_WHAT YOU SHOULD DO_
Exclude the pictures, then repeat the remaining data exactly.

_INFORMATION SUPPLIED_
········

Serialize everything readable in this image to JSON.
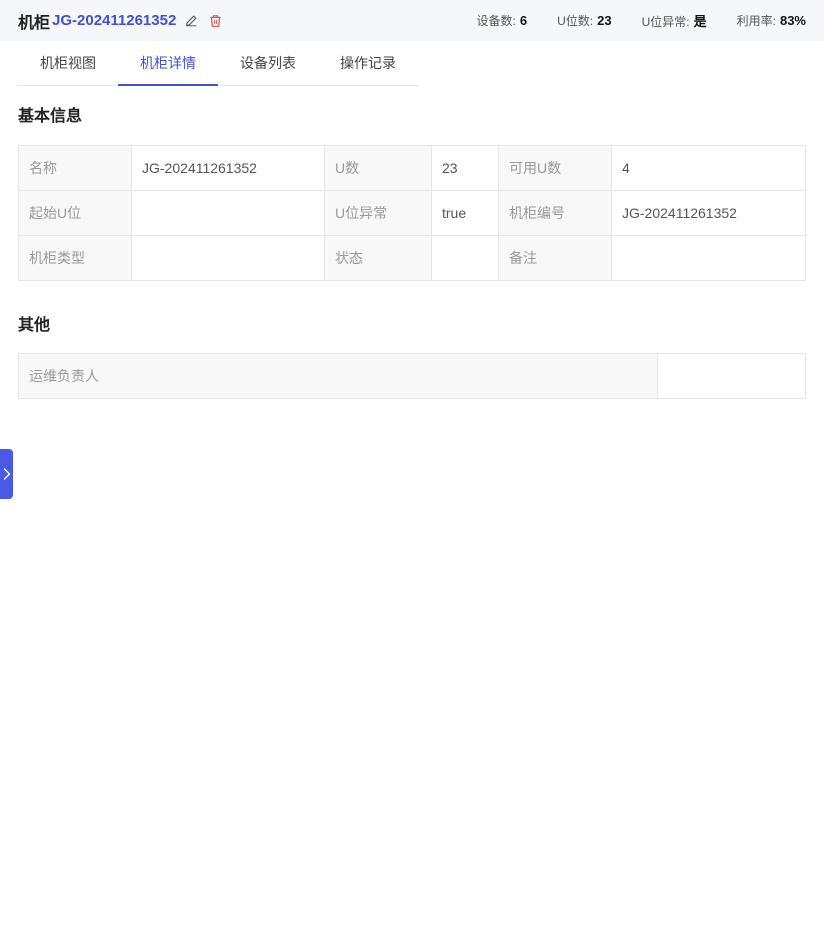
{
  "header": {
    "title_prefix": "机柜",
    "cabinet_code": "JG-202411261352",
    "stats": [
      {
        "label": "设备数:",
        "value": "6"
      },
      {
        "label": "U位数:",
        "value": "23"
      },
      {
        "label": "U位异常:",
        "value": "是"
      },
      {
        "label": "利用率:",
        "value": "83%"
      }
    ]
  },
  "tabs": [
    {
      "label": "机柜视图",
      "active": false
    },
    {
      "label": "机柜详情",
      "active": true
    },
    {
      "label": "设备列表",
      "active": false
    },
    {
      "label": "操作记录",
      "active": false
    }
  ],
  "basic_info": {
    "title": "基本信息",
    "rows": [
      [
        {
          "label": "名称",
          "value": "JG-202411261352"
        },
        {
          "label": "U数",
          "value": "23"
        },
        {
          "label": "可用U数",
          "value": "4"
        }
      ],
      [
        {
          "label": "起始U位",
          "value": ""
        },
        {
          "label": "U位异常",
          "value": "true"
        },
        {
          "label": "机柜编号",
          "value": "JG-202411261352"
        }
      ],
      [
        {
          "label": "机柜类型",
          "value": ""
        },
        {
          "label": "状态",
          "value": ""
        },
        {
          "label": "备注",
          "value": ""
        }
      ]
    ]
  },
  "other_info": {
    "title": "其他",
    "rows": [
      [
        {
          "label": "运维负责人",
          "value": ""
        }
      ]
    ]
  },
  "colors": {
    "accent": "#3f51d8",
    "delete": "#e5484d",
    "side_tab": "#4a5ae8"
  },
  "icons": {
    "edit": "pencil-icon",
    "delete": "trash-icon",
    "side_tab": "chevron-right-icon"
  }
}
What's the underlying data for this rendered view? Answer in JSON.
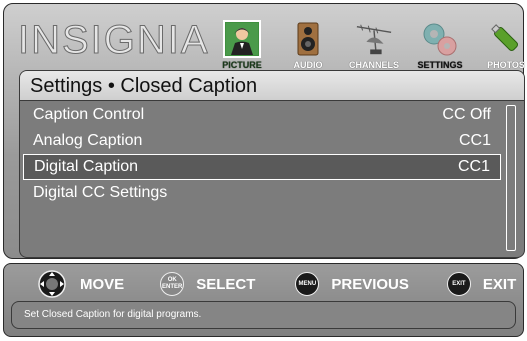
{
  "brand": {
    "logo_text": "INSIGNIA"
  },
  "menu_tabs": [
    {
      "label": "PICTURE",
      "icon": "picture-icon",
      "active": true
    },
    {
      "label": "AUDIO",
      "icon": "speaker-icon",
      "active": false
    },
    {
      "label": "CHANNELS",
      "icon": "antenna-icon",
      "active": false
    },
    {
      "label": "SETTINGS",
      "icon": "gears-icon",
      "active": false
    },
    {
      "label": "PHOTOS",
      "icon": "usb-drive-icon",
      "active": false
    }
  ],
  "panel": {
    "title": "Settings • Closed Caption",
    "items": [
      {
        "label": "Caption Control",
        "value": "CC Off"
      },
      {
        "label": "Analog Caption",
        "value": "CC1"
      },
      {
        "label": "Digital Caption",
        "value": "CC1",
        "selected": true
      },
      {
        "label": "Digital CC Settings",
        "value": ""
      }
    ]
  },
  "footer": {
    "hints": [
      {
        "icon": "dpad-icon",
        "label": "MOVE"
      },
      {
        "icon": "ok-enter-icon",
        "button_text": "OK ENTER",
        "label": "SELECT"
      },
      {
        "icon": "menu-button-icon",
        "button_text": "MENU",
        "label": "PREVIOUS"
      },
      {
        "icon": "exit-button-icon",
        "button_text": "EXIT",
        "label": "EXIT"
      }
    ],
    "help_text": "Set Closed Caption for digital programs."
  },
  "colors": {
    "active_tab": "#3f8f3f",
    "panel_bg": "#7c7c7c",
    "frame_bg": "#b5b5b5"
  }
}
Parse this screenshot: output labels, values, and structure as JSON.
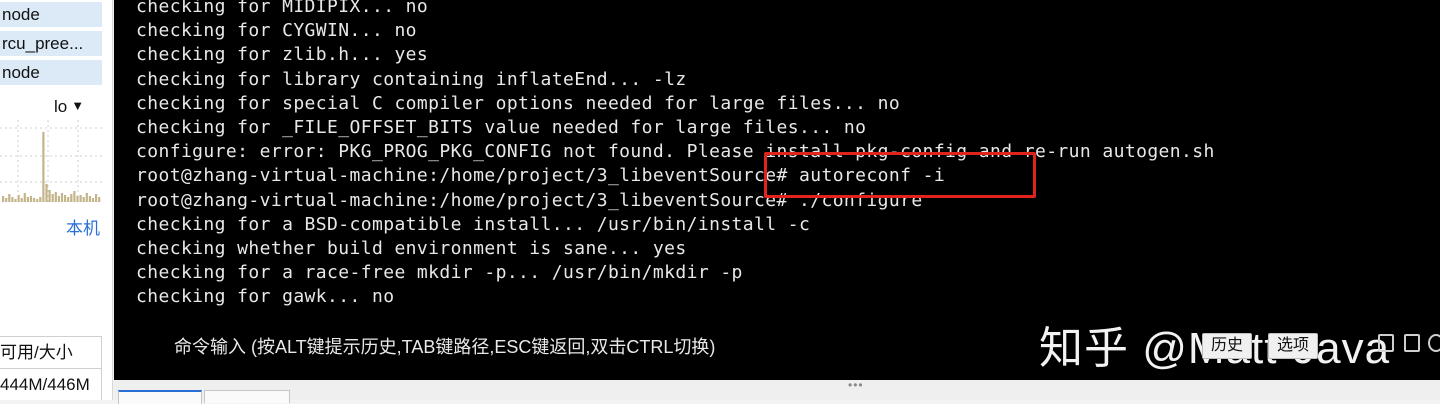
{
  "left_panel": {
    "process_rows": [
      "node",
      "rcu_pree...",
      "node"
    ],
    "sort_dropdown": {
      "label": "lo",
      "icon": "caret-down-icon"
    },
    "mini_chart": {
      "color": "#c4b48a"
    },
    "local_link": "本机",
    "mem_header": "可用/大小",
    "mem_value": "444M/446M"
  },
  "terminal": {
    "lines": [
      "checking for MIDIPIX... no",
      "checking for CYGWIN... no",
      "checking for zlib.h... yes",
      "checking for library containing inflateEnd... -lz",
      "checking for special C compiler options needed for large files... no",
      "checking for _FILE_OFFSET_BITS value needed for large files... no",
      "configure: error: PKG_PROG_PKG_CONFIG not found. Please install pkg-config and re-run autogen.sh",
      "root@zhang-virtual-machine:/home/project/3_libeventSource# autoreconf -i",
      "root@zhang-virtual-machine:/home/project/3_libeventSource# ./configure",
      "checking for a BSD-compatible install... /usr/bin/install -c",
      "checking whether build environment is sane... yes",
      "checking for a race-free mkdir -p... /usr/bin/mkdir -p",
      "checking for gawk... no"
    ],
    "highlight_color": "#e0241c",
    "command_hint": "命令输入 (按ALT键提示历史,TAB键路径,ESC键返回,双击CTRL切换)",
    "history_button": "历史",
    "options_button": "选项",
    "watermark": "知乎 @Matt-Java"
  }
}
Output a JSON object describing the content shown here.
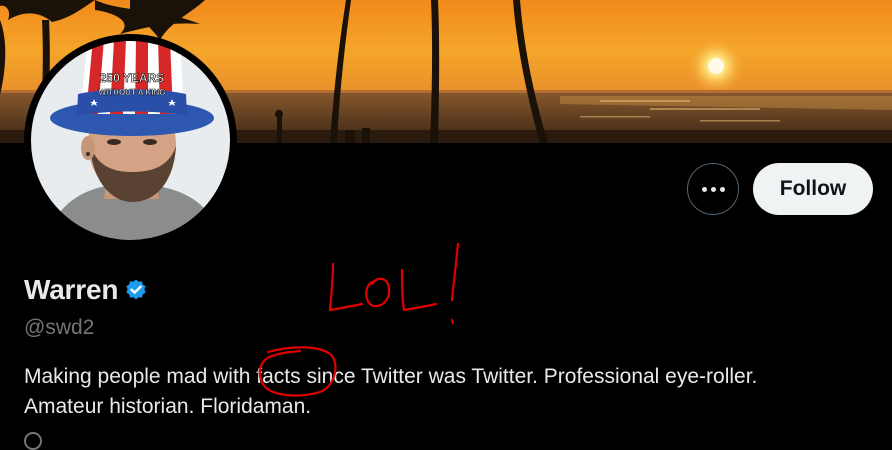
{
  "profile": {
    "display_name": "Warren",
    "handle": "@swd2",
    "bio_lines": [
      "Making people mad with facts since Twitter was Twitter. Professional eye-roller.",
      "Amateur historian. Floridaman."
    ],
    "verified": true
  },
  "avatar": {
    "hat_text_line1": "250 YEARS",
    "hat_text_line2": "WITHOUT A KING"
  },
  "actions": {
    "more_icon": "ellipsis-icon",
    "follow_label": "Follow"
  },
  "annotation": {
    "scribble_text": "LOL!",
    "circled_word": "facts",
    "color": "#e00000"
  },
  "colors": {
    "background": "#000000",
    "text_primary": "#e7e9ea",
    "text_secondary": "#71767b",
    "verified_blue": "#1d9bf0",
    "follow_bg": "#eff3f4"
  }
}
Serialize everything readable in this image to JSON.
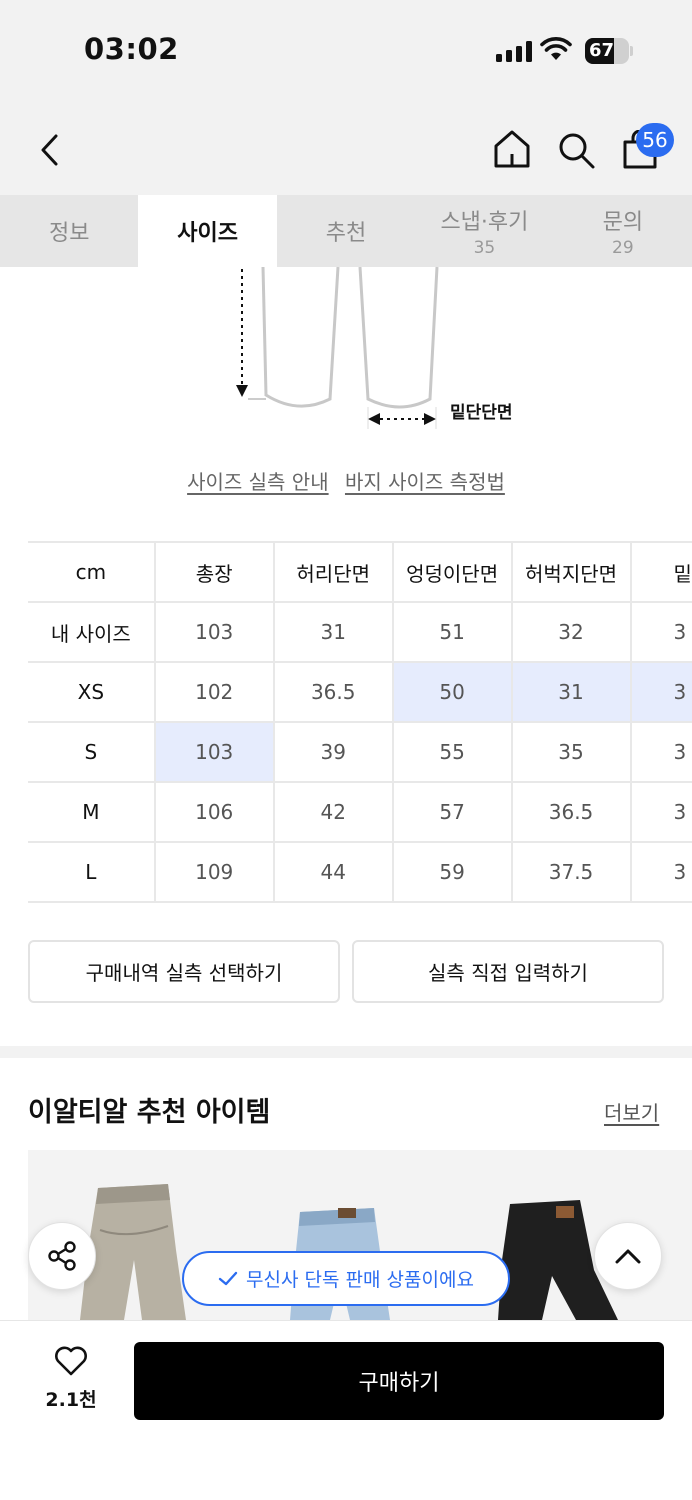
{
  "status_bar": {
    "time": "03:02",
    "battery": "67",
    "battery_level": 0.67
  },
  "header": {
    "cart_count": "56"
  },
  "tabs": [
    {
      "label": "정보",
      "count": ""
    },
    {
      "label": "사이즈",
      "count": ""
    },
    {
      "label": "추천",
      "count": ""
    },
    {
      "label": "스냅·후기",
      "count": "35"
    },
    {
      "label": "문의",
      "count": "29"
    }
  ],
  "active_tab": "사이즈",
  "diagram": {
    "hem_label": "밑단단면"
  },
  "guide_links": {
    "actual_size_guide": "사이즈 실측 안내",
    "pants_measure_guide": "바지 사이즈 측정법"
  },
  "size_table": {
    "unit_header": "cm",
    "columns": [
      "총장",
      "허리단면",
      "엉덩이단면",
      "허벅지단면",
      "밑"
    ],
    "rows": [
      {
        "label": "내 사이즈",
        "values": [
          "103",
          "31",
          "51",
          "32",
          "3"
        ]
      },
      {
        "label": "XS",
        "values": [
          "102",
          "36.5",
          "50",
          "31",
          "3"
        ]
      },
      {
        "label": "S",
        "values": [
          "103",
          "39",
          "55",
          "35",
          "3"
        ]
      },
      {
        "label": "M",
        "values": [
          "106",
          "42",
          "57",
          "36.5",
          "3"
        ]
      },
      {
        "label": "L",
        "values": [
          "109",
          "44",
          "59",
          "37.5",
          "3"
        ]
      }
    ]
  },
  "actions": {
    "select_purchase_history": "구매내역 실측 선택하기",
    "manual_input": "실측 직접 입력하기"
  },
  "recommend": {
    "title": "이알티알 추천 아이템",
    "more": "더보기"
  },
  "exclusive_badge": "무신사 단독 판매 상품이에요",
  "bottom_bar": {
    "like_count": "2.1천",
    "buy_label": "구매하기"
  },
  "colors": {
    "accent_blue": "#2b6cf0",
    "highlight_cell": "#e6ecfd",
    "buy_button": "#000000"
  }
}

········

_SOLVED PROBLEM_
Serialize everything readable in this image to JSON.
{
  "header": {
    "title_prefix": "机柜",
    "cabinet_code": "JG-202411261352",
    "stats": [
      {
        "label": "设备数:",
        "value": "6"
      },
      {
        "label": "U位数:",
        "value": "23"
      },
      {
        "label": "U位异常:",
        "value": "是"
      },
      {
        "label": "利用率:",
        "value": "83%"
      }
    ]
  },
  "tabs": [
    {
      "label": "机柜视图",
      "active": false
    },
    {
      "label": "机柜详情",
      "active": true
    },
    {
      "label": "设备列表",
      "active": false
    },
    {
      "label": "操作记录",
      "active": false
    }
  ],
  "basic_info": {
    "title": "基本信息",
    "rows": [
      [
        {
          "label": "名称",
          "value": "JG-202411261352"
        },
        {
          "label": "U数",
          "value": "23"
        },
        {
          "label": "可用U数",
          "value": "4"
        }
      ],
      [
        {
          "label": "起始U位",
          "value": ""
        },
        {
          "label": "U位异常",
          "value": "true"
        },
        {
          "label": "机柜编号",
          "value": "JG-202411261352"
        }
      ],
      [
        {
          "label": "机柜类型",
          "value": ""
        },
        {
          "label": "状态",
          "value": ""
        },
        {
          "label": "备注",
          "value": ""
        }
      ]
    ]
  },
  "other_info": {
    "title": "其他",
    "rows": [
      [
        {
          "label": "运维负责人",
          "value": ""
        }
      ]
    ]
  },
  "colors": {
    "accent": "#3f51d8",
    "delete": "#e5484d",
    "side_tab": "#4a5ae8"
  },
  "icons": {
    "edit": "pencil-icon",
    "delete": "trash-icon",
    "side_tab": "chevron-right-icon"
  }
}
What's the underlying data for this rendered view? Answer in JSON.
{
  "brand": {
    "logo_text": "INSIGNIA"
  },
  "menu_tabs": [
    {
      "label": "PICTURE",
      "icon": "picture-icon",
      "active": true
    },
    {
      "label": "AUDIO",
      "icon": "speaker-icon",
      "active": false
    },
    {
      "label": "CHANNELS",
      "icon": "antenna-icon",
      "active": false
    },
    {
      "label": "SETTINGS",
      "icon": "gears-icon",
      "active": false
    },
    {
      "label": "PHOTOS",
      "icon": "usb-drive-icon",
      "active": false
    }
  ],
  "panel": {
    "title": "Settings • Closed Caption",
    "items": [
      {
        "label": "Caption Control",
        "value": "CC Off"
      },
      {
        "label": "Analog Caption",
        "value": "CC1"
      },
      {
        "label": "Digital Caption",
        "value": "CC1",
        "selected": true
      },
      {
        "label": "Digital CC Settings",
        "value": ""
      }
    ]
  },
  "footer": {
    "hints": [
      {
        "icon": "dpad-icon",
        "label": "MOVE"
      },
      {
        "icon": "ok-enter-icon",
        "button_text": "OK ENTER",
        "label": "SELECT"
      },
      {
        "icon": "menu-button-icon",
        "button_text": "MENU",
        "label": "PREVIOUS"
      },
      {
        "icon": "exit-button-icon",
        "button_text": "EXIT",
        "label": "EXIT"
      }
    ],
    "help_text": "Set Closed Caption for digital programs."
  },
  "colors": {
    "active_tab": "#3f8f3f",
    "panel_bg": "#7c7c7c",
    "frame_bg": "#b5b5b5"
  }
}
Parse this screenshot: output labels, values, and structure as JSON.
{
  "left_panel": {
    "process_rows": [
      "node",
      "rcu_pree...",
      "node"
    ],
    "sort_dropdown": {
      "label": "lo",
      "icon": "caret-down-icon"
    },
    "mini_chart": {
      "color": "#c4b48a"
    },
    "local_link": "本机",
    "mem_header": "可用/大小",
    "mem_value": "444M/446M"
  },
  "terminal": {
    "lines": [
      "checking for MIDIPIX... no",
      "checking for CYGWIN... no",
      "checking for zlib.h... yes",
      "checking for library containing inflateEnd... -lz",
      "checking for special C compiler options needed for large files... no",
      "checking for _FILE_OFFSET_BITS value needed for large files... no",
      "configure: error: PKG_PROG_PKG_CONFIG not found. Please install pkg-config and re-run autogen.sh",
      "root@zhang-virtual-machine:/home/project/3_libeventSource# autoreconf -i",
      "root@zhang-virtual-machine:/home/project/3_libeventSource# ./configure",
      "checking for a BSD-compatible install... /usr/bin/install -c",
      "checking whether build environment is sane... yes",
      "checking for a race-free mkdir -p... /usr/bin/mkdir -p",
      "checking for gawk... no"
    ],
    "highlight_color": "#e0241c",
    "command_hint": "命令输入 (按ALT键提示历史,TAB键路径,ESC键返回,双击CTRL切换)",
    "history_button": "历史",
    "options_button": "选项",
    "watermark": "知乎 @Matt-Java"
  }
}
Output a JSON object describing the content shown here.
{
  "profile": {
    "display_name": "Warren",
    "handle": "@swd2",
    "bio_lines": [
      "Making people mad with facts since Twitter was Twitter. Professional eye-roller.",
      "Amateur historian. Floridaman."
    ],
    "verified": true
  },
  "avatar": {
    "hat_text_line1": "250 YEARS",
    "hat_text_line2": "WITHOUT A KING"
  },
  "actions": {
    "more_icon": "ellipsis-icon",
    "follow_label": "Follow"
  },
  "annotation": {
    "scribble_text": "LOL!",
    "circled_word": "facts",
    "color": "#e00000"
  },
  "colors": {
    "background": "#000000",
    "text_primary": "#e7e9ea",
    "text_secondary": "#71767b",
    "verified_blue": "#1d9bf0",
    "follow_bg": "#eff3f4"
  }
}
Serialize everything readable in this image to JSON.
{
  "status_bar": {
    "time": "03:02",
    "battery": "67",
    "battery_level": 0.67
  },
  "header": {
    "cart_count": "56"
  },
  "tabs": [
    {
      "label": "정보",
      "count": ""
    },
    {
      "label": "사이즈",
      "count": ""
    },
    {
      "label": "추천",
      "count": ""
    },
    {
      "label": "스냅·후기",
      "count": "35"
    },
    {
      "label": "문의",
      "count": "29"
    }
  ],
  "active_tab": "사이즈",
  "diagram": {
    "hem_label": "밑단단면"
  },
  "guide_links": {
    "actual_size_guide": "사이즈 실측 안내",
    "pants_measure_guide": "바지 사이즈 측정법"
  },
  "size_table": {
    "unit_header": "cm",
    "columns": [
      "총장",
      "허리단면",
      "엉덩이단면",
      "허벅지단면",
      "밑"
    ],
    "rows": [
      {
        "label": "내 사이즈",
        "values": [
          "103",
          "31",
          "51",
          "32",
          "3"
        ]
      },
      {
        "label": "XS",
        "values": [
          "102",
          "36.5",
          "50",
          "31",
          "3"
        ]
      },
      {
        "label": "S",
        "values": [
          "103",
          "39",
          "55",
          "35",
          "3"
        ]
      },
      {
        "label": "M",
        "values": [
          "106",
          "42",
          "57",
          "36.5",
          "3"
        ]
      },
      {
        "label": "L",
        "values": [
          "109",
          "44",
          "59",
          "37.5",
          "3"
        ]
      }
    ]
  },
  "actions": {
    "select_purchase_history": "구매내역 실측 선택하기",
    "manual_input": "실측 직접 입력하기"
  },
  "recommend": {
    "title": "이알티알 추천 아이템",
    "more": "더보기"
  },
  "exclusive_badge": "무신사 단독 판매 상품이에요",
  "bottom_bar": {
    "like_count": "2.1천",
    "buy_label": "구매하기"
  },
  "colors": {
    "accent_blue": "#2b6cf0",
    "highlight_cell": "#e6ecfd",
    "buy_button": "#000000"
  }
}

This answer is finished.